**Short problem:**
Render the lines of the entries below as a JSON list of strings, one string per line, omitting blank lines. Begin with the first line of the entries and continue through the line containing "section-imovel-title: Informações do", including both of these lines and no others.

(Element boundary records)
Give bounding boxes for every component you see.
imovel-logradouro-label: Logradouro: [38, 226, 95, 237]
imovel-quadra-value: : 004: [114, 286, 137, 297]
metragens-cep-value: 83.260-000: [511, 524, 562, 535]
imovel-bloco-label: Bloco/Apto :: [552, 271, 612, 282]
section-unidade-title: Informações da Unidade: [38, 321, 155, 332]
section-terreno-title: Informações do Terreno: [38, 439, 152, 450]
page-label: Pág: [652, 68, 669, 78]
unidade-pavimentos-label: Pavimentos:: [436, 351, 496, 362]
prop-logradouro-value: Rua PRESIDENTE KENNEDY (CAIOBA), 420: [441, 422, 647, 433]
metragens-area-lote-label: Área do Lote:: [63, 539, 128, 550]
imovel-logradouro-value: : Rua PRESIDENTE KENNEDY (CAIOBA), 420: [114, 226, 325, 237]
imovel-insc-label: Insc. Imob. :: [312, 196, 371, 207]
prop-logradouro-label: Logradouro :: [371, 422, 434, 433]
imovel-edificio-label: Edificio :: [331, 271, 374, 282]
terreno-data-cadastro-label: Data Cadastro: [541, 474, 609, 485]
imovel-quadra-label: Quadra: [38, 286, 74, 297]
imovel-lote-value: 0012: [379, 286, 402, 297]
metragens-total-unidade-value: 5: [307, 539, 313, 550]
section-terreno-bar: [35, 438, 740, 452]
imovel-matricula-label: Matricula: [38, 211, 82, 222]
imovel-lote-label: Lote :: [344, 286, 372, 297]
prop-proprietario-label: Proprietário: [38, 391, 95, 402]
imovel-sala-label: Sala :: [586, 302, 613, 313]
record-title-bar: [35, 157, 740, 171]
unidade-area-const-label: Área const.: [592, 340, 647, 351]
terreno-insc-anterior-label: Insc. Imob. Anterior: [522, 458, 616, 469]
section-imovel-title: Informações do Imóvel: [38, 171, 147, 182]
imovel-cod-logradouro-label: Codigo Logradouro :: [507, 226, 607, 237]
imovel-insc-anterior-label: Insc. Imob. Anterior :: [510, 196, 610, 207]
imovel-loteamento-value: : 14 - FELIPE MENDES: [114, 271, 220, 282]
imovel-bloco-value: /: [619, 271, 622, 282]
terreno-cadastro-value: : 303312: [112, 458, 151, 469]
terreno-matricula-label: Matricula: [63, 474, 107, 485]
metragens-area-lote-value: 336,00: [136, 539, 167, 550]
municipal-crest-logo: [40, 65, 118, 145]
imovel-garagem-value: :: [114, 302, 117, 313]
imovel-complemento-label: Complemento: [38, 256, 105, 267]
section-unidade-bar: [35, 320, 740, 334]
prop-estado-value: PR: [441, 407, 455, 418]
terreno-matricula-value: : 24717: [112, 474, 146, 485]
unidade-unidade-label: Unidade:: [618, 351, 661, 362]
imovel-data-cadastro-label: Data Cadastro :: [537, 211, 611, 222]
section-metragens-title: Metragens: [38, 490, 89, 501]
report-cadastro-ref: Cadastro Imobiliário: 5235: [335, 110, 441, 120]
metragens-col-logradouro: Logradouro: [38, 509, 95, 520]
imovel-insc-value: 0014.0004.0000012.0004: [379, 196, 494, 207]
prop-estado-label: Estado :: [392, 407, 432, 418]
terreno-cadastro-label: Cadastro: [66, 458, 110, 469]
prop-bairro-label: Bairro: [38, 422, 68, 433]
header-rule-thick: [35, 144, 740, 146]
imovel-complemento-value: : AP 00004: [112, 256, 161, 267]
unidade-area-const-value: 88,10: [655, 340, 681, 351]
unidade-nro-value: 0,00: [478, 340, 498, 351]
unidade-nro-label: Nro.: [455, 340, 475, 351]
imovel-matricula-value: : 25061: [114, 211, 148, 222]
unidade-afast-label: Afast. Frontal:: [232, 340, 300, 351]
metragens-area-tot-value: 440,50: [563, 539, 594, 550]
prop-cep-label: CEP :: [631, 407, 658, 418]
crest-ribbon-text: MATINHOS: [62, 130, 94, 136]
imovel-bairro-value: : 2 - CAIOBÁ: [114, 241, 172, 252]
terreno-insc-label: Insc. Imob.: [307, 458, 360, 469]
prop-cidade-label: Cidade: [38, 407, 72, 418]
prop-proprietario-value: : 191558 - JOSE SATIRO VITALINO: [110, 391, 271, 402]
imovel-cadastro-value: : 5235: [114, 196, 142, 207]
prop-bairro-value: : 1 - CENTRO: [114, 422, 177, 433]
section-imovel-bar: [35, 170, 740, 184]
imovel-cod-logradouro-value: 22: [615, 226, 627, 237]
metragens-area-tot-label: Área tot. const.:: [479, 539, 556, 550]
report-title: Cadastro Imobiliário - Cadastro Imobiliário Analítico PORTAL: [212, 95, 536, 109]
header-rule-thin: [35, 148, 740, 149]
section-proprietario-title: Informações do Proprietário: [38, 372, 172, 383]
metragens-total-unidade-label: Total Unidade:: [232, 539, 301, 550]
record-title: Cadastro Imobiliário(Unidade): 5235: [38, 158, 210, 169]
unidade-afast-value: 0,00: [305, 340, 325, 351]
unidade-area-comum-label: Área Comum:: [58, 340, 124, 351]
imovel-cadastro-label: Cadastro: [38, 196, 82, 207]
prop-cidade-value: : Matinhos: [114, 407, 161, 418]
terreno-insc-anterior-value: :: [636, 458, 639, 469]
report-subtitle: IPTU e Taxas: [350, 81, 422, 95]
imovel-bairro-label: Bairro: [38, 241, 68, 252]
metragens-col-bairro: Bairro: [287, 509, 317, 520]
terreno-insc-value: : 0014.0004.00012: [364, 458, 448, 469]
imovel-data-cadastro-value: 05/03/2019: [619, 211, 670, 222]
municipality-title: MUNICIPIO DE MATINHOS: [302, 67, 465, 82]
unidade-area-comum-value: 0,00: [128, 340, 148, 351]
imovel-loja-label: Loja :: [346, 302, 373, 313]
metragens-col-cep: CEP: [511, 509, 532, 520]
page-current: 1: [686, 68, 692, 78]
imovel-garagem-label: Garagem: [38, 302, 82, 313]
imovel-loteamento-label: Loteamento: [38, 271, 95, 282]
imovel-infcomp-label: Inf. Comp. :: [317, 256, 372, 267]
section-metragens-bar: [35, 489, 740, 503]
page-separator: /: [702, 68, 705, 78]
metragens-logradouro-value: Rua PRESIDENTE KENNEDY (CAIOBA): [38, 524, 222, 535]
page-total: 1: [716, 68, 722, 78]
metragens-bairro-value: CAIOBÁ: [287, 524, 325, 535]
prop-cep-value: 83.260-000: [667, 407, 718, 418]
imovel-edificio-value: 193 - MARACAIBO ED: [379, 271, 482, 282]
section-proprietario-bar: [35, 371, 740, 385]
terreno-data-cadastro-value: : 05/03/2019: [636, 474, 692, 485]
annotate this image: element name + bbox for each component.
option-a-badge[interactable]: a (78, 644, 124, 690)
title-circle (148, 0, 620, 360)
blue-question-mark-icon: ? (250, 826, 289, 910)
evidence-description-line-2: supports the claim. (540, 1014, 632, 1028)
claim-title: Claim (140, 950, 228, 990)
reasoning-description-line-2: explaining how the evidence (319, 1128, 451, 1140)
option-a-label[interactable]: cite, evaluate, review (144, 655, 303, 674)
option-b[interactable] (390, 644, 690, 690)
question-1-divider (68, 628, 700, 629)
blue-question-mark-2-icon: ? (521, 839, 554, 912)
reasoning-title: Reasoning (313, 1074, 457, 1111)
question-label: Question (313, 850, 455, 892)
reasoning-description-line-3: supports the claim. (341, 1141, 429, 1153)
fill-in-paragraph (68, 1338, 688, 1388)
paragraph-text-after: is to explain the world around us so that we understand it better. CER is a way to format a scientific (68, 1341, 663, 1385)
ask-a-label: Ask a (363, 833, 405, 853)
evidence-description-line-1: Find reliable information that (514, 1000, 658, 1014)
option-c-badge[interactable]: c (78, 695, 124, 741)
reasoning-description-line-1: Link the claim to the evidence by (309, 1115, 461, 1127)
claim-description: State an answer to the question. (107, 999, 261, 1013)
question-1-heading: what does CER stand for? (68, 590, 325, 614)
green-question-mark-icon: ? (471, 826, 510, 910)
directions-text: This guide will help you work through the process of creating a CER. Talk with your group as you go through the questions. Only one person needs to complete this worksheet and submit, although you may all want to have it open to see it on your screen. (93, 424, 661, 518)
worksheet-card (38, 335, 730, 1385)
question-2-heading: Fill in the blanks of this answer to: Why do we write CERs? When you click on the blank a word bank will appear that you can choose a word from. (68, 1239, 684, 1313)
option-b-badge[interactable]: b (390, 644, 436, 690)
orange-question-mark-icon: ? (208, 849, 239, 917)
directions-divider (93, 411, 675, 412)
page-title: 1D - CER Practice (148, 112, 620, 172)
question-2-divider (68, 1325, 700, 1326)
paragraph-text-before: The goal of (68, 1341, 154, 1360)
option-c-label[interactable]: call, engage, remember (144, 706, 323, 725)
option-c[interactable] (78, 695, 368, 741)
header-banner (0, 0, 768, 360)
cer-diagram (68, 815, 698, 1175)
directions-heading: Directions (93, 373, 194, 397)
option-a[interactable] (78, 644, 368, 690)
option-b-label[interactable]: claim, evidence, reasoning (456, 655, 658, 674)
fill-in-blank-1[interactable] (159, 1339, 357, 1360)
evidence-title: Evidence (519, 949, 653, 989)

**Result of the exercise:**
[
  "Give bounding boxes for every component you see.",
  "imovel-logradouro-label: Logradouro: [38, 226, 95, 237]",
  "imovel-quadra-value: : 004: [114, 286, 137, 297]",
  "metragens-cep-value: 83.260-000: [511, 524, 562, 535]",
  "imovel-bloco-label: Bloco/Apto :: [552, 271, 612, 282]",
  "section-unidade-title: Informações da Unidade: [38, 321, 155, 332]",
  "section-terreno-title: Informações do Terreno: [38, 439, 152, 450]",
  "page-label: Pág: [652, 68, 669, 78]",
  "unidade-pavimentos-label: Pavimentos:: [436, 351, 496, 362]",
  "prop-logradouro-value: Rua PRESIDENTE KENNEDY (CAIOBA), 420: [441, 422, 647, 433]",
  "metragens-area-lote-label: Área do Lote:: [63, 539, 128, 550]",
  "imovel-logradouro-value: : Rua PRESIDENTE KENNEDY (CAIOBA), 420: [114, 226, 325, 237]",
  "imovel-insc-label: Insc. Imob. :: [312, 196, 371, 207]",
  "prop-logradouro-label: Logradouro :: [371, 422, 434, 433]",
  "imovel-edificio-label: Edificio :: [331, 271, 374, 282]",
  "terreno-data-cadastro-label: Data Cadastro: [541, 474, 609, 485]",
  "imovel-quadra-label: Quadra: [38, 286, 74, 297]",
  "imovel-lote-value: 0012: [379, 286, 402, 297]",
  "metragens-total-unidade-value: 5: [307, 539, 313, 550]",
  "section-terreno-bar: [35, 438, 740, 452]",
  "imovel-matricula-label: Matricula: [38, 211, 82, 222]",
  "imovel-lote-label: Lote :: [344, 286, 372, 297]",
  "prop-proprietario-label: Proprietário: [38, 391, 95, 402]",
  "imovel-sala-label: Sala :: [586, 302, 613, 313]",
  "record-title-bar: [35, 157, 740, 171]",
  "unidade-area-const-label: Área const.: [592, 340, 647, 351]",
  "terreno-insc-anterior-label: Insc. Imob. Anterior: [522, 458, 616, 469]",
  "section-imovel-title: Informações do Imóvel: [38, 171, 147, 182]"
]